### Exercise description
Return every line of the records below word for word, leaving out the pictures.

——————

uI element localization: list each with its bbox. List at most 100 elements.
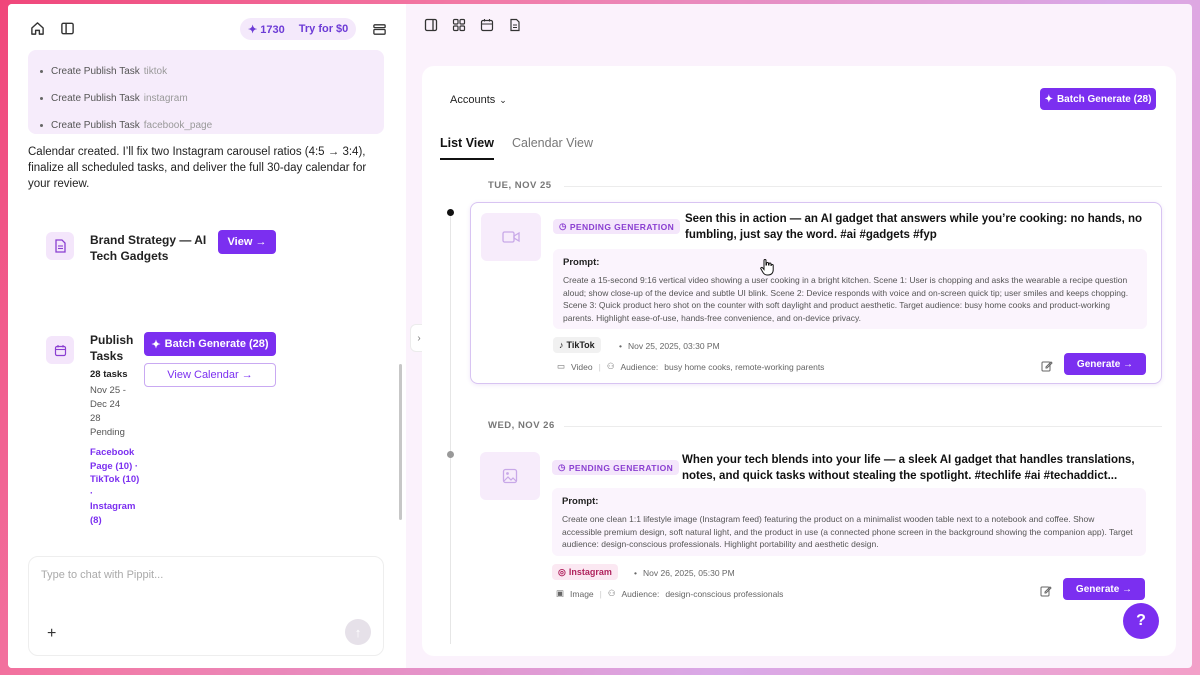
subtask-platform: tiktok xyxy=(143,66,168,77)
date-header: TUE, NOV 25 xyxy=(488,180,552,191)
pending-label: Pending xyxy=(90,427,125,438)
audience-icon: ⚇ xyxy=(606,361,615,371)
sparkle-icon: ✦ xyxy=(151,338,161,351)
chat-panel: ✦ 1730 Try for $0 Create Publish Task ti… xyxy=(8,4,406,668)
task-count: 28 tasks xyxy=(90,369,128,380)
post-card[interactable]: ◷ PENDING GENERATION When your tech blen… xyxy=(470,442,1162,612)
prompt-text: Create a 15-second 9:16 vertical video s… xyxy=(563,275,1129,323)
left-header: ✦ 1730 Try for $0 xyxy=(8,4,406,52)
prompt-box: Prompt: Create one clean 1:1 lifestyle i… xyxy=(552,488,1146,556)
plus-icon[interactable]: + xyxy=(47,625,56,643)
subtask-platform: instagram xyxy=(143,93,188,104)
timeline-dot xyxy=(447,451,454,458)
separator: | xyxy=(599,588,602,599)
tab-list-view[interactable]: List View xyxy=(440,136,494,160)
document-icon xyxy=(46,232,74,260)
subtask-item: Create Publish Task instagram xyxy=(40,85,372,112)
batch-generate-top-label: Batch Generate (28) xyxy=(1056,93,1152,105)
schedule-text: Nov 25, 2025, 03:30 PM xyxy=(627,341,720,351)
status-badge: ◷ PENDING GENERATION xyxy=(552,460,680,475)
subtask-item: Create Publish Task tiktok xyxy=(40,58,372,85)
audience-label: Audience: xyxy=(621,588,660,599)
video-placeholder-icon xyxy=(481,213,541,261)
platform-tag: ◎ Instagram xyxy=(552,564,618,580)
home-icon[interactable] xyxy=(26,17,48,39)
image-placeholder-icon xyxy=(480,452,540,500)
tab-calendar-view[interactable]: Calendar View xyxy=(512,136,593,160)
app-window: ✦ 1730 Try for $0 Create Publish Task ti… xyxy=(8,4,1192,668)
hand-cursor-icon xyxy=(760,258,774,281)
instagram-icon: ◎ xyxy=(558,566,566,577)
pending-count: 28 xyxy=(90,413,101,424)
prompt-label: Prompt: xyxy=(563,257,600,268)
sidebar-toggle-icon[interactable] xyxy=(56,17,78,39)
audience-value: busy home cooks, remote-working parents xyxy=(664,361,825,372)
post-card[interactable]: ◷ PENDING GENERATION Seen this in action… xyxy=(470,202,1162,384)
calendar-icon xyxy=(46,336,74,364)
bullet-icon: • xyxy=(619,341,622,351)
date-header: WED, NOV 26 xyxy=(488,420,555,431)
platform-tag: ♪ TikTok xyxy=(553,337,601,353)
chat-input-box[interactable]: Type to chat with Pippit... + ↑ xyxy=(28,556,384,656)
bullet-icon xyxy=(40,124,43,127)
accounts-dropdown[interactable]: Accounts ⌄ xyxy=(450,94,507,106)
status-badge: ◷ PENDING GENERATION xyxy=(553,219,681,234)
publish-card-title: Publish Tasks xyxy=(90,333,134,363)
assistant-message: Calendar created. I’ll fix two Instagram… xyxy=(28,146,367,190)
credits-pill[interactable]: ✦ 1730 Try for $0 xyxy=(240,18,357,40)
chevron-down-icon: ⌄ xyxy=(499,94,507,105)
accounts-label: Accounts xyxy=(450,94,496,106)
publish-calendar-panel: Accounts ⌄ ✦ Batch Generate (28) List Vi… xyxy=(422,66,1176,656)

——————

### Response to the exercise
uI element localization: list each with its bbox. List at most 100 elements.
subtask-platform: tiktok xyxy=(143,66,168,77)
date-header: TUE, NOV 25 xyxy=(488,180,552,191)
pending-label: Pending xyxy=(90,427,125,438)
audience-icon: ⚇ xyxy=(606,361,615,371)
sparkle-icon: ✦ xyxy=(151,338,161,351)
chat-panel: ✦ 1730 Try for $0 Create Publish Task ti… xyxy=(8,4,406,668)
task-count: 28 tasks xyxy=(90,369,128,380)
post-card[interactable]: ◷ PENDING GENERATION When your tech blen… xyxy=(470,442,1162,612)
prompt-text: Create a 15-second 9:16 vertical video s… xyxy=(563,275,1129,323)
left-header: ✦ 1730 Try for $0 xyxy=(8,4,406,52)
prompt-box: Prompt: Create one clean 1:1 lifestyle i… xyxy=(552,488,1146,556)
plus-icon[interactable]: + xyxy=(47,625,56,643)
subtask-platform: instagram xyxy=(143,93,188,104)
timeline-dot xyxy=(447,451,454,458)
separator: | xyxy=(599,588,602,599)
tab-list-view[interactable]: List View xyxy=(440,136,494,160)
document-icon xyxy=(46,232,74,260)
subtask-item: Create Publish Task instagram xyxy=(40,85,372,112)
batch-generate-top-label: Batch Generate (28) xyxy=(1056,93,1152,105)
schedule-text: Nov 25, 2025, 03:30 PM xyxy=(627,341,720,351)
status-badge: ◷ PENDING GENERATION xyxy=(552,460,680,475)
subtask-item: Create Publish Task tiktok xyxy=(40,58,372,85)
audience-label: Audience: xyxy=(621,588,660,599)
video-placeholder-icon xyxy=(481,213,541,261)
platform-tag: ◎ Instagram xyxy=(552,564,618,580)
home-icon[interactable] xyxy=(26,17,48,39)
image-placeholder-icon xyxy=(480,452,540,500)
tab-calendar-view[interactable]: Calendar View xyxy=(512,136,593,160)
app-window: ✦ 1730 Try for $0 Create Publish Task ti… xyxy=(8,4,1192,668)
hand-cursor-icon xyxy=(760,258,774,281)
instagram-icon: ◎ xyxy=(558,566,566,577)
pending-count: 28 xyxy=(90,413,101,424)
prompt-label: Prompt: xyxy=(563,257,600,268)
sidebar-toggle-icon[interactable] xyxy=(56,17,78,39)
audience-value: busy home cooks, remote-working parents xyxy=(664,361,825,372)
post-card[interactable]: ◷ PENDING GENERATION Seen this in action… xyxy=(470,202,1162,384)
calendar-icon xyxy=(46,336,74,364)
bullet-icon: • xyxy=(619,341,622,351)
date-header: WED, NOV 26 xyxy=(488,420,555,431)
platform-tag: ♪ TikTok xyxy=(553,337,601,353)
chat-input-box[interactable]: Type to chat with Pippit... + ↑ xyxy=(28,556,384,656)
bullet-icon xyxy=(40,124,43,127)
accounts-dropdown[interactable]: Accounts ⌄ xyxy=(450,94,507,106)
status-badge: ◷ PENDING GENERATION xyxy=(553,219,681,234)
publish-card-title: Publish Tasks xyxy=(90,333,134,363)
assistant-message: Calendar created. I’ll fix two Instagram… xyxy=(28,146,367,190)
credits-pill[interactable]: ✦ 1730 Try for $0 xyxy=(240,18,357,40)
chevron-down-icon: ⌄ xyxy=(499,94,507,105)
accounts-label: Accounts xyxy=(450,94,496,106)
publish-calendar-panel: Accounts ⌄ ✦ Batch Generate (28) List Vi… xyxy=(422,66,1176,656)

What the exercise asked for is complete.